Search the material for the string "Administrators", then return every line where it is found.

Dataset rows
++++
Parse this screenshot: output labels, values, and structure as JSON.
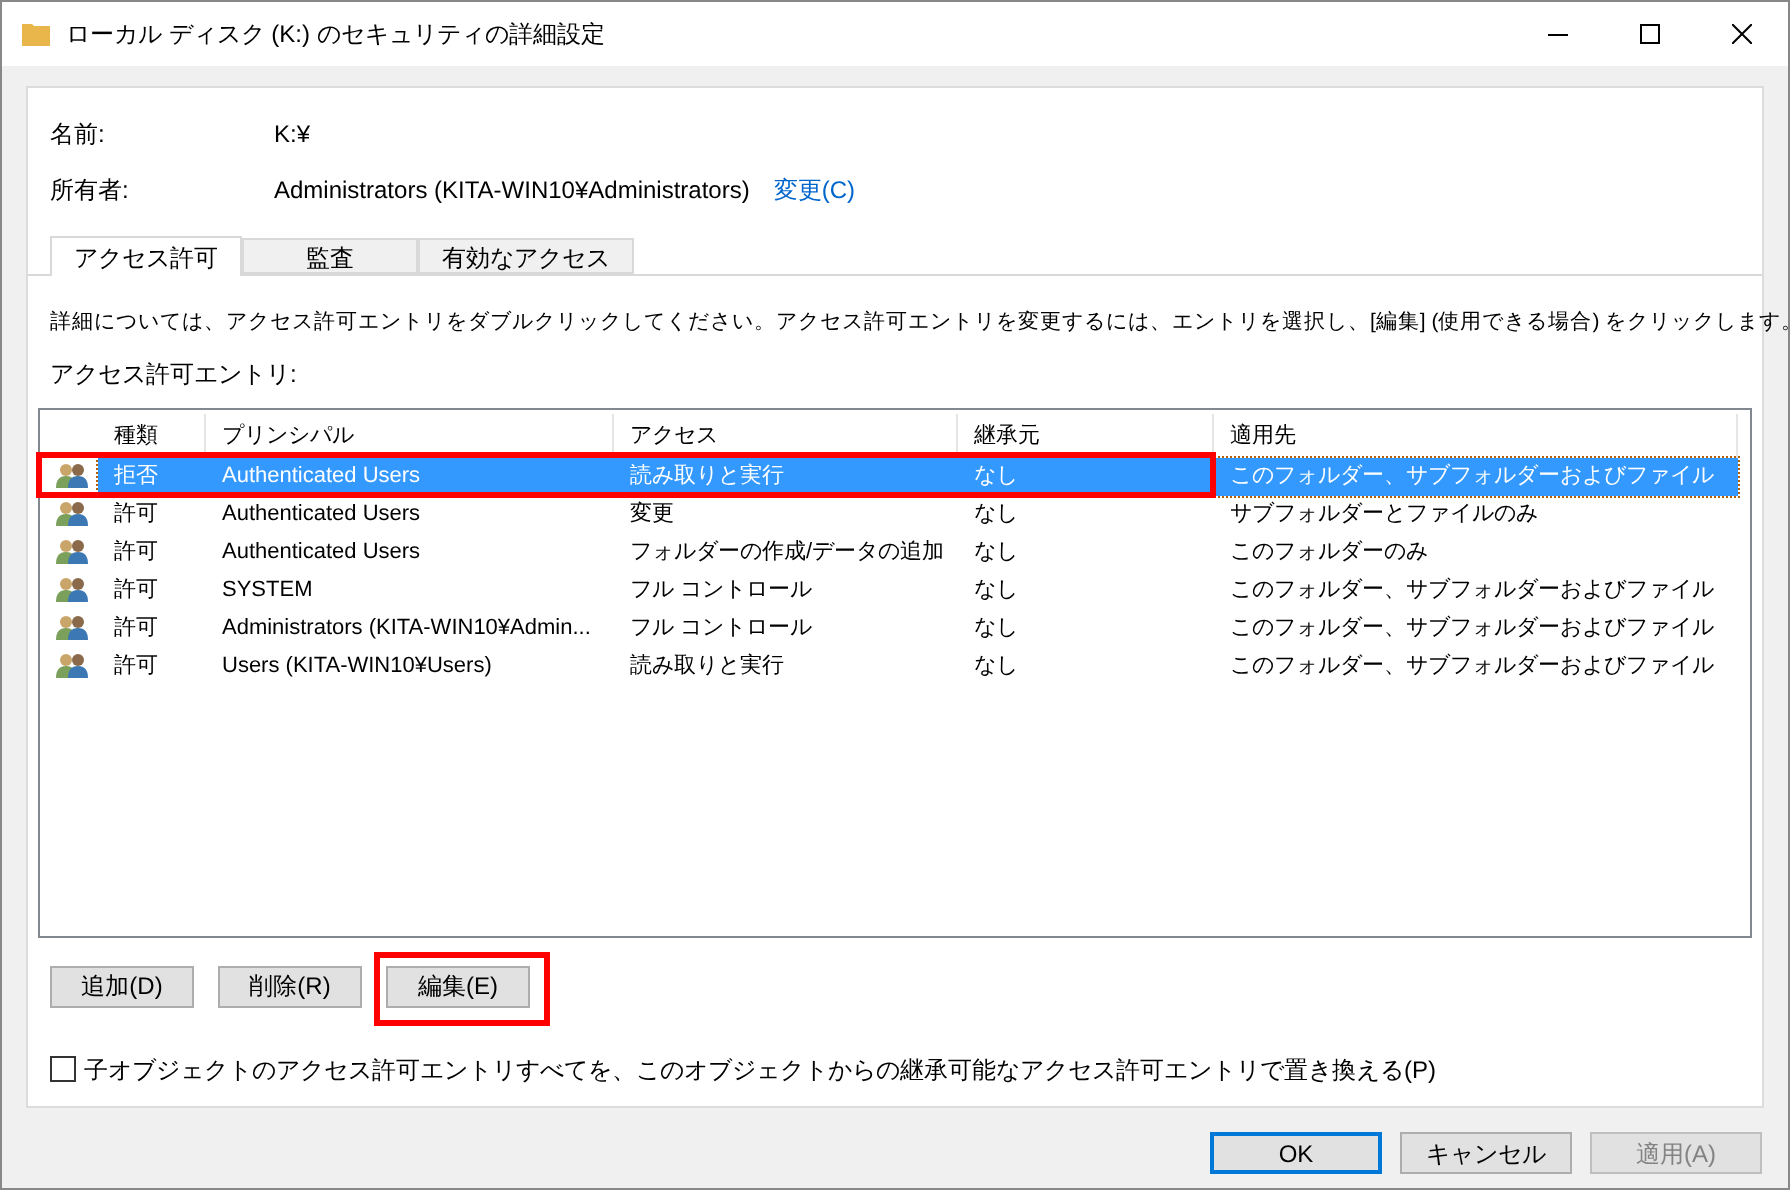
{
  "window": {
    "title": "ローカル ディスク (K:) のセキュリティの詳細設定"
  },
  "info": [
    {
      "label": "名前:",
      "value": "K:¥"
    },
    {
      "label": "所有者:",
      "value": "Administrators (KITA-WIN10¥Administrators)",
      "link": "変更(C)"
    }
  ],
  "tabs": [
    {
      "label": "アクセス許可",
      "selected": true
    },
    {
      "label": "監査",
      "selected": false
    },
    {
      "label": "有効なアクセス",
      "selected": false
    }
  ],
  "description": "詳細については、アクセス許可エントリをダブルクリックしてください。アクセス許可エントリを変更するには、エントリを選択し、[編集] (使用できる場合) をクリックします。",
  "list_label": "アクセス許可エントリ:",
  "table": {
    "columns": [
      "種類",
      "プリンシパル",
      "アクセス",
      "継承元",
      "適用先"
    ],
    "rows": [
      {
        "cells": [
          "拒否",
          "Authenticated Users",
          "読み取りと実行",
          "なし",
          "このフォルダー、サブフォルダーおよびファイル"
        ],
        "selected": true
      },
      {
        "cells": [
          "許可",
          "Authenticated Users",
          "変更",
          "なし",
          "サブフォルダーとファイルのみ"
        ],
        "selected": false
      },
      {
        "cells": [
          "許可",
          "Authenticated Users",
          "フォルダーの作成/データの追加",
          "なし",
          "このフォルダーのみ"
        ],
        "selected": false
      },
      {
        "cells": [
          "許可",
          "SYSTEM",
          "フル コントロール",
          "なし",
          "このフォルダー、サブフォルダーおよびファイル"
        ],
        "selected": false
      },
      {
        "cells": [
          "許可",
          "Administrators (KITA-WIN10¥Admin...",
          "フル コントロール",
          "なし",
          "このフォルダー、サブフォルダーおよびファイル"
        ],
        "selected": false
      },
      {
        "cells": [
          "許可",
          "Users (KITA-WIN10¥Users)",
          "読み取りと実行",
          "なし",
          "このフォルダー、サブフォルダーおよびファイル"
        ],
        "selected": false
      }
    ]
  },
  "entry_buttons": [
    {
      "label": "追加(D)",
      "disabled": false
    },
    {
      "label": "削除(R)",
      "disabled": false
    },
    {
      "label": "編集(E)",
      "disabled": false
    }
  ],
  "replace_checkbox": {
    "label": "子オブジェクトのアクセス許可エントリすべてを、このオブジェクトからの継承可能なアクセス許可エントリで置き換える(P)",
    "checked": false
  },
  "footer_buttons": [
    {
      "label": "OK",
      "disabled": false,
      "default": true
    },
    {
      "label": "キャンセル",
      "disabled": false,
      "default": false
    },
    {
      "label": "適用(A)",
      "disabled": true,
      "default": false
    }
  ]
}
++++
**Reply**
      "value": "Administrators (KITA-WIN10¥Administrators)",
          "Administrators (KITA-WIN10¥Admin...",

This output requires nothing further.